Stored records
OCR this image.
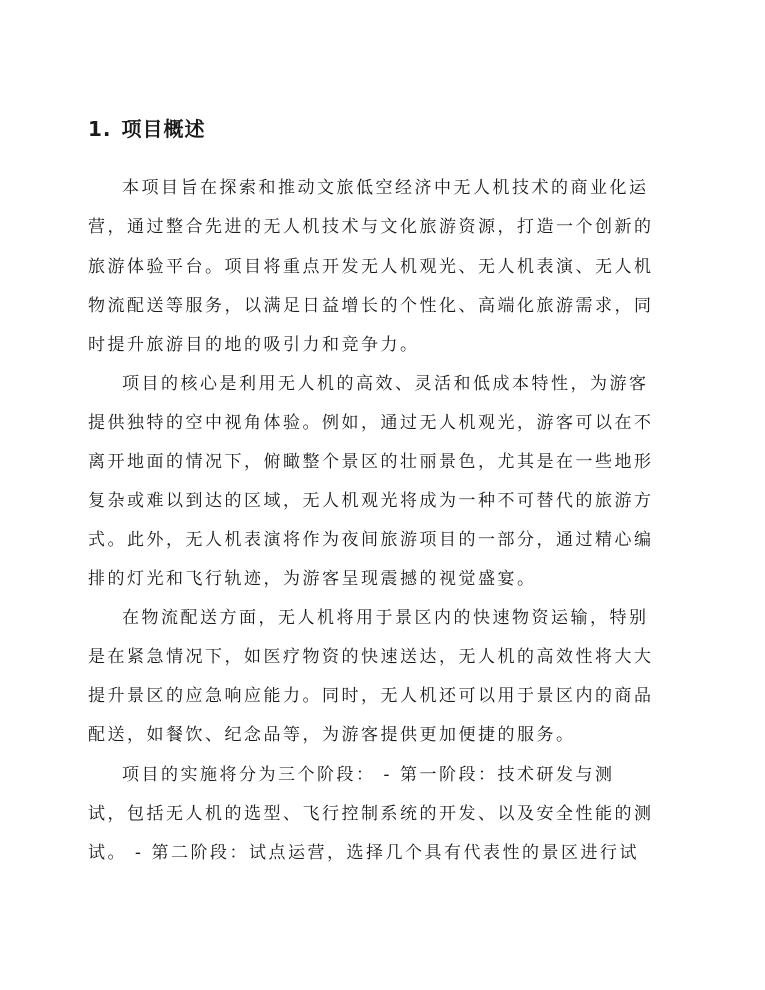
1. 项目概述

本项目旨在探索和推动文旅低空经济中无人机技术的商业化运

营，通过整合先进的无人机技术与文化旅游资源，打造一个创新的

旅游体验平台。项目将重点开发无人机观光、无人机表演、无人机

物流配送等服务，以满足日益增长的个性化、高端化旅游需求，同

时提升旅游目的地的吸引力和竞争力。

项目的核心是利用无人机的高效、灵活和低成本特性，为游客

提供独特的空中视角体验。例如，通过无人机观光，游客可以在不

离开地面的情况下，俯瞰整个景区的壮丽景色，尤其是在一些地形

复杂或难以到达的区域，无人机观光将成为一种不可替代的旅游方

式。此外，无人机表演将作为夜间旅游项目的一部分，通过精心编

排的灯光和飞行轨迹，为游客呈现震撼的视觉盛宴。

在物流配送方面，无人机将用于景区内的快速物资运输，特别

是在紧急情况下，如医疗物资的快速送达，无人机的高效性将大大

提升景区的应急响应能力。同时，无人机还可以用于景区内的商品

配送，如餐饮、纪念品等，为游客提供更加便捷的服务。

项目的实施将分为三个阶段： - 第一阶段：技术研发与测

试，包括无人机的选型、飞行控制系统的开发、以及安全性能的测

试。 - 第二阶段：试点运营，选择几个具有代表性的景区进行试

---

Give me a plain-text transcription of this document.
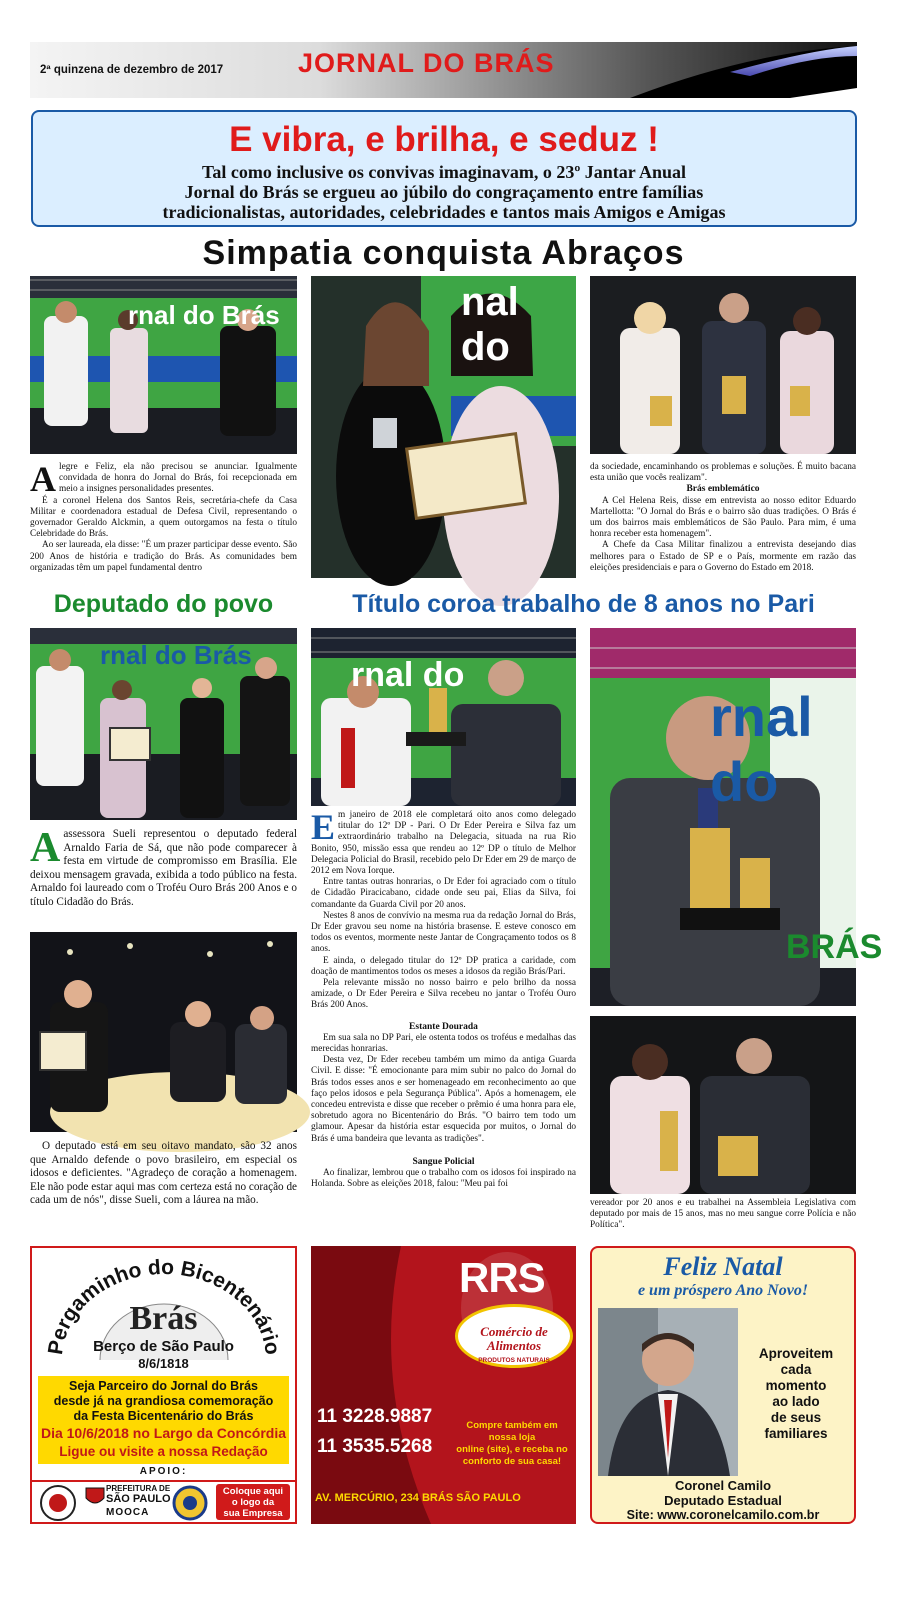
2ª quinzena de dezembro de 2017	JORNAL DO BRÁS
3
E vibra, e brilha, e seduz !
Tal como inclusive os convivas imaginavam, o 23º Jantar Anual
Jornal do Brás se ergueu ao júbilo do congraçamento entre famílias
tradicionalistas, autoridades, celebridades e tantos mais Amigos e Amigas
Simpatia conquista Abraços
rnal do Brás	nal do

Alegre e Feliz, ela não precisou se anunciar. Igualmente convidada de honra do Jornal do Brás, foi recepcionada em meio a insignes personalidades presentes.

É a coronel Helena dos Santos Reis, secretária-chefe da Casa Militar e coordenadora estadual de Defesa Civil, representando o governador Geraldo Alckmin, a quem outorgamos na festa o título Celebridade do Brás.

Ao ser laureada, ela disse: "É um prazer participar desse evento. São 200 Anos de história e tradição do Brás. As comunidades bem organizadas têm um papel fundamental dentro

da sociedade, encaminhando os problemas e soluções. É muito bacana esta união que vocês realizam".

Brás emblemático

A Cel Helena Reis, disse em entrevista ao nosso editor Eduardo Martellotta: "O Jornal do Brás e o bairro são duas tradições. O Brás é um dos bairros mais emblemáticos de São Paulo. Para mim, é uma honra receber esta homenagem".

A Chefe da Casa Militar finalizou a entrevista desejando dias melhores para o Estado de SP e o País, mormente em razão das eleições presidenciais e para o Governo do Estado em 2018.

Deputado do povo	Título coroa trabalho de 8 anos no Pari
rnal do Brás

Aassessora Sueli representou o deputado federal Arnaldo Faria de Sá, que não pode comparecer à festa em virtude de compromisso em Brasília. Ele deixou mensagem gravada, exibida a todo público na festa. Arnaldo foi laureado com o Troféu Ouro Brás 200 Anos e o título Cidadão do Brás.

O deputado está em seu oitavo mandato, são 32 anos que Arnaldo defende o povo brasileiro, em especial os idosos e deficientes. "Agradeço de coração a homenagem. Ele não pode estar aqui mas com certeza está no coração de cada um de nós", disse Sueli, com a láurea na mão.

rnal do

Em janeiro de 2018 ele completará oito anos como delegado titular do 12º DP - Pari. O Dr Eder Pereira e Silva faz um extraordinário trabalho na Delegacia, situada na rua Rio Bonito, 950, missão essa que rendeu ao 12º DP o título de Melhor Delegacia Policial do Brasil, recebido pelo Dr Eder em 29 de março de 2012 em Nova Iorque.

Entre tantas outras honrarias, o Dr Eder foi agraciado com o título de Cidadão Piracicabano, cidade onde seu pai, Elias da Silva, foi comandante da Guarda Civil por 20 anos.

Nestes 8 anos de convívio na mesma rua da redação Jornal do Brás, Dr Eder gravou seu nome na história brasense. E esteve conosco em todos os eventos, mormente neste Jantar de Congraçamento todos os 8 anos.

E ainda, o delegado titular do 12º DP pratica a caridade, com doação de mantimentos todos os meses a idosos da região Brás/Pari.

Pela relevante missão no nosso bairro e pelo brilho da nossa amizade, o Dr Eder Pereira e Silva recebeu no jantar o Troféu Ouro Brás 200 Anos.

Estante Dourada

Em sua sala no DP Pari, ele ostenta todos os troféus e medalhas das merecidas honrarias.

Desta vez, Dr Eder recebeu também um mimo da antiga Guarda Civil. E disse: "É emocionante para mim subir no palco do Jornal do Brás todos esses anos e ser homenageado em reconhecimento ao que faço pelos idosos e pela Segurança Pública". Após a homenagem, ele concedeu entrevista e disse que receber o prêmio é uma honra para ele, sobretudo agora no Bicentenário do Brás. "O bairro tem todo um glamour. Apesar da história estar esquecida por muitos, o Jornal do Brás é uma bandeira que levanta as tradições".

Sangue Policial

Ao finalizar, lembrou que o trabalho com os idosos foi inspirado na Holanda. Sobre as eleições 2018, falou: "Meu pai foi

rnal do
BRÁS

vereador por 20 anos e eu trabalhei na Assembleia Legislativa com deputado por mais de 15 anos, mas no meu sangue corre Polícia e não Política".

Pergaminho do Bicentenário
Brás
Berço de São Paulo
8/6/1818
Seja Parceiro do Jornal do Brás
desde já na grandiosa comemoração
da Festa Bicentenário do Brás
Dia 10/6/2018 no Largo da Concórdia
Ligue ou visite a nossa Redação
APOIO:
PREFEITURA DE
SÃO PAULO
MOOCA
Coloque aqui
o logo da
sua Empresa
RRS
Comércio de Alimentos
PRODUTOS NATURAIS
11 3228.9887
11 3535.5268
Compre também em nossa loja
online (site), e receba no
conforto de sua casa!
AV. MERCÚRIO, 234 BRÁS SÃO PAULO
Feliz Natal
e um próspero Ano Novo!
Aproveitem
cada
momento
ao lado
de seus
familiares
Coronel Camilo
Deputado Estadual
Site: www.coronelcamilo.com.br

Set exercise: Pick out every line above that holds the word "nossa" and copy it.

The reply:
Pela relevante missão no nosso bairro e pelo brilho da nossa amizade, o Dr Eder Pereira e Silva recebeu no jantar o Troféu Ouro Brás 200 Anos.
Ligue ou visite a nossa Redação
Compre também em nossa loja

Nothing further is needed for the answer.